* Begin Input material *
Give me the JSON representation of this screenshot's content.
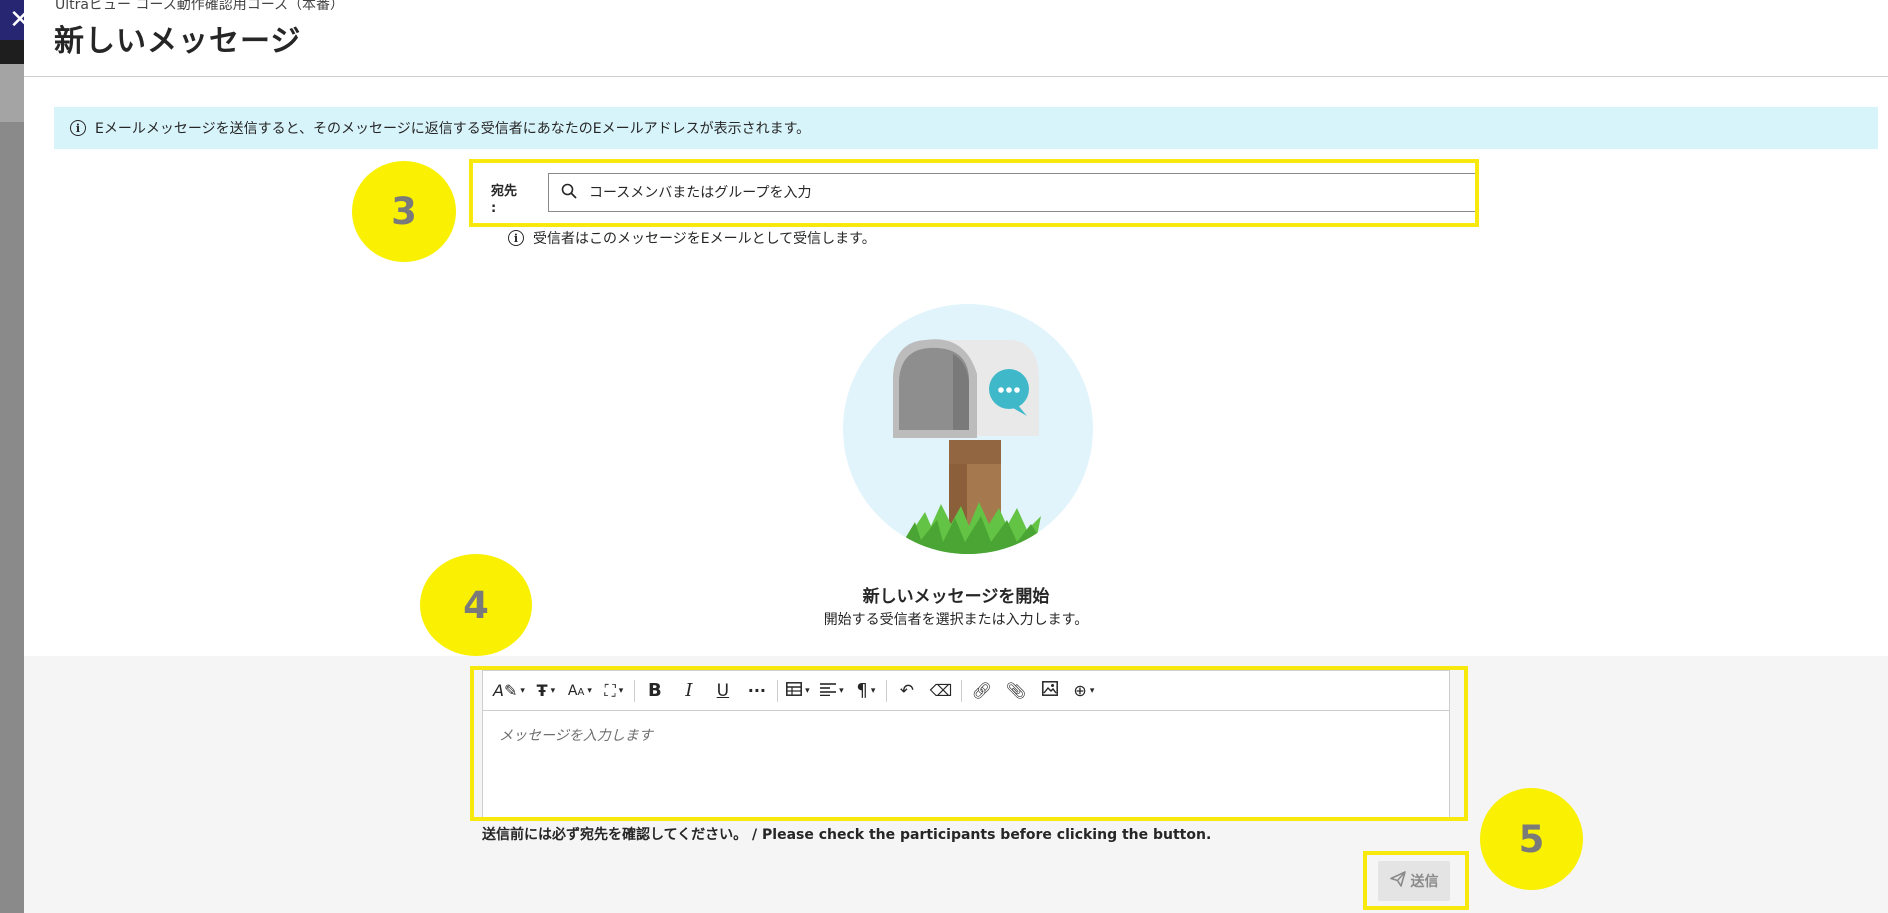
{
  "window": {
    "close_symbol": "✕",
    "breadcrumb": "Ultraビュー コース動作確認用コース（本番）",
    "title": "新しいメッセージ"
  },
  "info_banner": {
    "text": "Eメールメッセージを送信すると、そのメッセージに返信する受信者にあなたのEメールアドレスが表示されます。",
    "icon": "info-icon"
  },
  "recipient": {
    "label": "宛先\n:",
    "placeholder": "コースメンバまたはグループを入力",
    "value": "",
    "hint": "受信者はこのメッセージをEメールとして受信します。"
  },
  "empty_state": {
    "illustration": "mailbox-illustration",
    "title": "新しいメッセージを開始",
    "subtitle": "開始する受信者を選択または入力します。"
  },
  "editor": {
    "placeholder": "メッセージを入力します",
    "toolbar": [
      {
        "name": "text-style",
        "icon": "pen-a-icon",
        "dropdown": true
      },
      {
        "name": "paragraph-format",
        "icon": "format-t-icon",
        "dropdown": true
      },
      {
        "name": "font-size",
        "icon": "font-size-icon",
        "dropdown": true
      },
      {
        "name": "text-color",
        "icon": "paint-bucket-icon",
        "dropdown": true
      },
      {
        "name": "bold",
        "icon": "bold-icon",
        "dropdown": false
      },
      {
        "name": "italic",
        "icon": "italic-icon",
        "dropdown": false
      },
      {
        "name": "underline",
        "icon": "underline-icon",
        "dropdown": false
      },
      {
        "name": "more-text",
        "icon": "ellipsis-icon",
        "dropdown": false
      },
      {
        "name": "table",
        "icon": "table-icon",
        "dropdown": true
      },
      {
        "name": "align",
        "icon": "align-left-icon",
        "dropdown": true
      },
      {
        "name": "paragraph",
        "icon": "pilcrow-icon",
        "dropdown": true
      },
      {
        "name": "undo",
        "icon": "undo-icon",
        "dropdown": false
      },
      {
        "name": "clear-format",
        "icon": "eraser-icon",
        "dropdown": false
      },
      {
        "name": "link",
        "icon": "link-icon",
        "dropdown": false
      },
      {
        "name": "attach",
        "icon": "paperclip-icon",
        "dropdown": false
      },
      {
        "name": "image",
        "icon": "image-icon",
        "dropdown": false
      },
      {
        "name": "insert",
        "icon": "plus-circle-icon",
        "dropdown": true
      }
    ]
  },
  "notice": "送信前には必ず宛先を確認してください。 / Please check the participants before clicking the button.",
  "send_button": {
    "label": "送信",
    "icon": "paper-plane-icon",
    "disabled": true
  },
  "annotations": {
    "color": "#f7e90c",
    "steps": [
      "3",
      "4",
      "5"
    ]
  },
  "colors": {
    "banner_bg": "#d8f4fb",
    "close_bg": "#262673",
    "compose_bg": "#f5f5f5",
    "highlight": "#f7e90c"
  }
}
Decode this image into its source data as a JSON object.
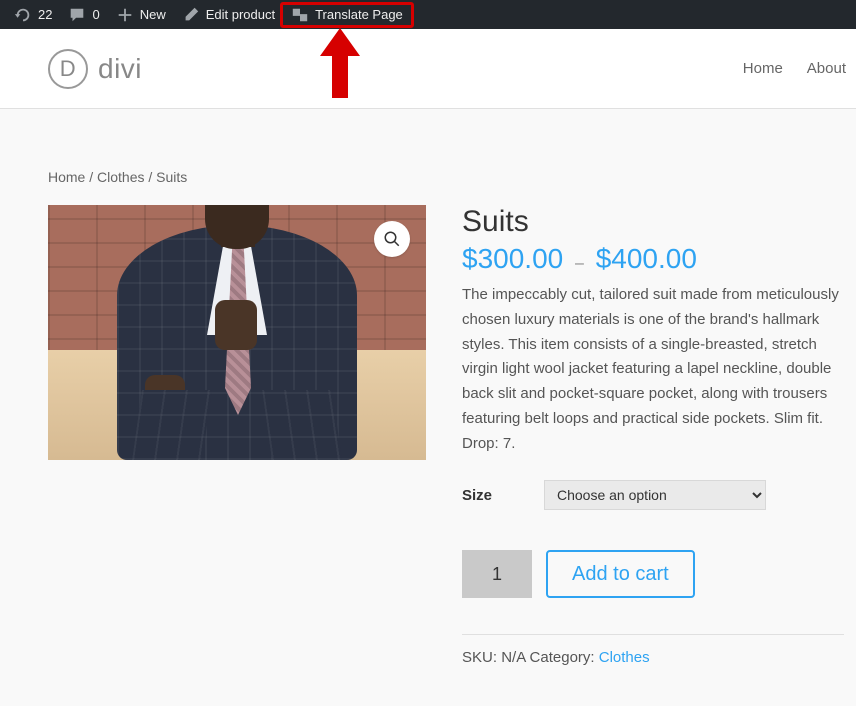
{
  "admin_bar": {
    "updates_count": "22",
    "comments_count": "0",
    "new_label": "New",
    "edit_product_label": "Edit product",
    "translate_label": "Translate Page"
  },
  "header": {
    "logo_letter": "D",
    "logo_text": "divi",
    "nav": {
      "home": "Home",
      "about": "About"
    }
  },
  "breadcrumb": {
    "text": "Home / Clothes / Suits"
  },
  "product": {
    "title": "Suits",
    "currency": "$",
    "price_low": "300.00",
    "price_sep": "–",
    "price_high": "400.00",
    "description": "The impeccably cut, tailored suit made from meticulously chosen luxury materials is one of the brand's hallmark styles. This item consists of a single-breasted, stretch virgin light wool jacket featuring a lapel neckline, double back slit and pocket-square pocket, along with trousers featuring belt loops and practical side pockets. Slim fit. Drop: 7.",
    "variation_label": "Size",
    "variation_placeholder": "Choose an option",
    "qty_value": "1",
    "add_to_cart_label": "Add to cart",
    "meta": {
      "sku_label": "SKU: ",
      "sku_value": "N/A",
      "category_label": " Category: ",
      "category_value": "Clothes"
    }
  }
}
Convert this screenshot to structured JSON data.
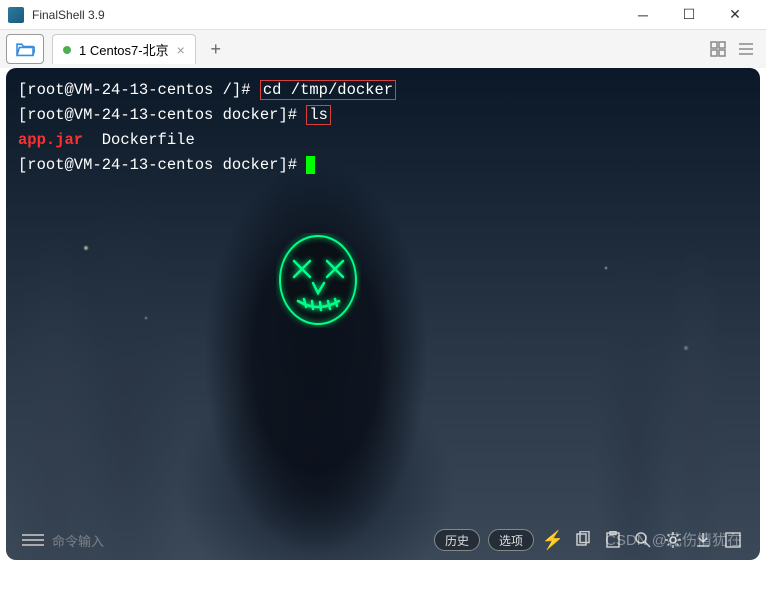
{
  "app": {
    "title": "FinalShell 3.9"
  },
  "tabs": {
    "active": {
      "label": "1 Centos7-北京"
    }
  },
  "terminal": {
    "lines": {
      "l1_prompt": "[root@VM-24-13-centos /]#",
      "l1_cmd": "cd /tmp/docker",
      "l2_prompt": "[root@VM-24-13-centos docker]#",
      "l2_cmd": "ls",
      "l3_file1": "app.jar",
      "l3_file2": "Dockerfile",
      "l4_prompt": "[root@VM-24-13-centos docker]#"
    }
  },
  "bottombar": {
    "cmd_placeholder": "命令输入",
    "history_label": "历史",
    "options_label": "选项"
  },
  "watermark": {
    "text": "CSDN @花伤情犹在"
  }
}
* End Input material *
§ **Aim**
Tell how many lines of the data above hold the string "root". Give only the number.

§ **Answer**
3